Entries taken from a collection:

--- BEGIN ---

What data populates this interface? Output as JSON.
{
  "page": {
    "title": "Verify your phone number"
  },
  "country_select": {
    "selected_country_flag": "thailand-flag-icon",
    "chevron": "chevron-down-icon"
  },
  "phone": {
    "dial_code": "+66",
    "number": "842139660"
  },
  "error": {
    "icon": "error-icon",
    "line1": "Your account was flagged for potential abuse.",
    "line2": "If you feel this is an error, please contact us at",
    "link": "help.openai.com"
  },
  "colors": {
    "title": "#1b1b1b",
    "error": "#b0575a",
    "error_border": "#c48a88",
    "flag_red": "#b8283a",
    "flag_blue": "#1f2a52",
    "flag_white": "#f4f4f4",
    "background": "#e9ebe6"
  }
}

--- END ---
--- BEGIN ---

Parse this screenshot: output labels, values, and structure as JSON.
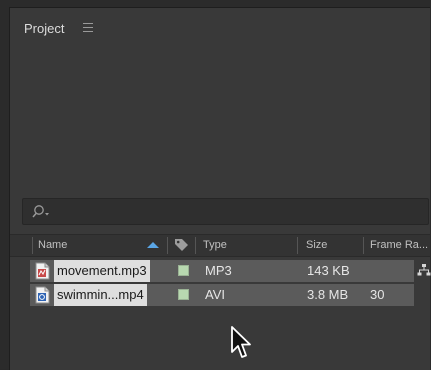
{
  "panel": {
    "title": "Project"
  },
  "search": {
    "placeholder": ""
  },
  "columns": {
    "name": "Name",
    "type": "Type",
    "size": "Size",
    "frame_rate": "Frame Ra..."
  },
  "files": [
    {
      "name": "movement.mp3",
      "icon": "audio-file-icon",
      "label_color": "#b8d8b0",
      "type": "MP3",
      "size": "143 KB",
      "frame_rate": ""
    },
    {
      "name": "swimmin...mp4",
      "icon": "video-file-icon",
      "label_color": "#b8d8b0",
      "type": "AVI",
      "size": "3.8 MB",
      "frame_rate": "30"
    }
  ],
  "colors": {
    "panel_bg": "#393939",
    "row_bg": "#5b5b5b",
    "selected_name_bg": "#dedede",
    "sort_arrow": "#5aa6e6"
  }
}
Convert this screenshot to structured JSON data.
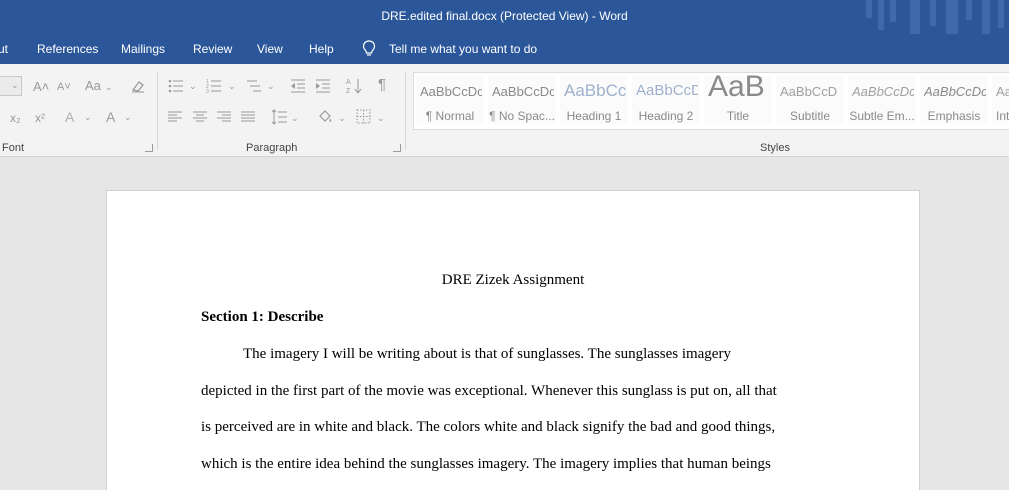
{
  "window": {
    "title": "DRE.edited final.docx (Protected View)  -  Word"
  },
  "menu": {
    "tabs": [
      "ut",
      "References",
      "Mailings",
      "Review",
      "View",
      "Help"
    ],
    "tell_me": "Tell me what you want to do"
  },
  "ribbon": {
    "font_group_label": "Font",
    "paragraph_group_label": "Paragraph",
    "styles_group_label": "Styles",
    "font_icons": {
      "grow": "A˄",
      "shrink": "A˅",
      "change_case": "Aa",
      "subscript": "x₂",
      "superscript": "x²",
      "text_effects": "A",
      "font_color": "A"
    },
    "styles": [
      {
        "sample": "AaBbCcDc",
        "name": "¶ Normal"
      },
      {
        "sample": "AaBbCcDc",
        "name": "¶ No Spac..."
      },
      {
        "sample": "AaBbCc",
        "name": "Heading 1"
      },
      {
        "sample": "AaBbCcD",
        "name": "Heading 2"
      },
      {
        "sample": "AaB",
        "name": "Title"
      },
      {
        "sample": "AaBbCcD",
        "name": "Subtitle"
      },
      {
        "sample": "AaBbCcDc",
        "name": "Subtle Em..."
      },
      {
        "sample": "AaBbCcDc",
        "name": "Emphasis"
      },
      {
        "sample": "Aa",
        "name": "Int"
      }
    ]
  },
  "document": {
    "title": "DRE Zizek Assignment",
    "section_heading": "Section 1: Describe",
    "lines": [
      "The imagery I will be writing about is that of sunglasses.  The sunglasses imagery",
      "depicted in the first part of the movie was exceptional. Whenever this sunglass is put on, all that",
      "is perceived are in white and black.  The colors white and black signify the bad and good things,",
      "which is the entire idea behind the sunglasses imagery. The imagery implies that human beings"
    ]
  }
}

--- END ---
--- BEGIN ---

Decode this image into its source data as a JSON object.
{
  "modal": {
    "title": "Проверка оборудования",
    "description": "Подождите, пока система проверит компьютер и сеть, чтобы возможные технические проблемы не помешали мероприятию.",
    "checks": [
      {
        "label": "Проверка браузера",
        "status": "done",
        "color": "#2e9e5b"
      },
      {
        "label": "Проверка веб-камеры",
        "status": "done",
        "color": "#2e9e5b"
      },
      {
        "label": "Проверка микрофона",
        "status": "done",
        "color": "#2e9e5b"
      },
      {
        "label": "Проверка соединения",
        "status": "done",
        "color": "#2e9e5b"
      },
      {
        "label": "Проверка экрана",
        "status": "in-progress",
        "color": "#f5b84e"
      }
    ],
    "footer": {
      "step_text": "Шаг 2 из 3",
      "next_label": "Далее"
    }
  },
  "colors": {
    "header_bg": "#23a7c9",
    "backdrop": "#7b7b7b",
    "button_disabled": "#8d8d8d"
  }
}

--- END ---

#### [What to work on]
Copy down every line of the material above that includes the string "data".

#### [Result of this exercise]
What data populates this interface? Output as JSON.
Convert this screenshot to structured JSON data.
Decode this image into its source data as a JSON object.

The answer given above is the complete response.